Records from a collection
-------
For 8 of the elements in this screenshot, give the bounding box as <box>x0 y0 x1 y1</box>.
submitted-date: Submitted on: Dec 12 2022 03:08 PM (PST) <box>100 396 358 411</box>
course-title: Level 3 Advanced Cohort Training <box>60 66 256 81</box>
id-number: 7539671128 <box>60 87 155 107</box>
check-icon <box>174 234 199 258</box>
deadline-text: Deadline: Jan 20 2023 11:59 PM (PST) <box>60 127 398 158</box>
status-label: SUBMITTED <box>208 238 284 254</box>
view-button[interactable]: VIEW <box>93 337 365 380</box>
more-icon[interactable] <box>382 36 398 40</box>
-------
TASK REQUIREMENTS =>
Reproduce each of the lines above verbatim, without any alteration.

RESULT FOR THIS EXERCISE =>
For 8 of the elements in this screenshot, give the bounding box as <box>x0 y0 x1 y1</box>.
submitted-date: Submitted on: Dec 12 2022 03:08 PM (PST) <box>100 396 358 411</box>
course-title: Level 3 Advanced Cohort Training <box>60 66 256 81</box>
id-number: 7539671128 <box>60 87 155 107</box>
check-icon <box>174 234 199 258</box>
deadline-text: Deadline: Jan 20 2023 11:59 PM (PST) <box>60 127 398 158</box>
status-label: SUBMITTED <box>208 238 284 254</box>
view-button[interactable]: VIEW <box>93 337 365 380</box>
more-icon[interactable] <box>382 36 398 40</box>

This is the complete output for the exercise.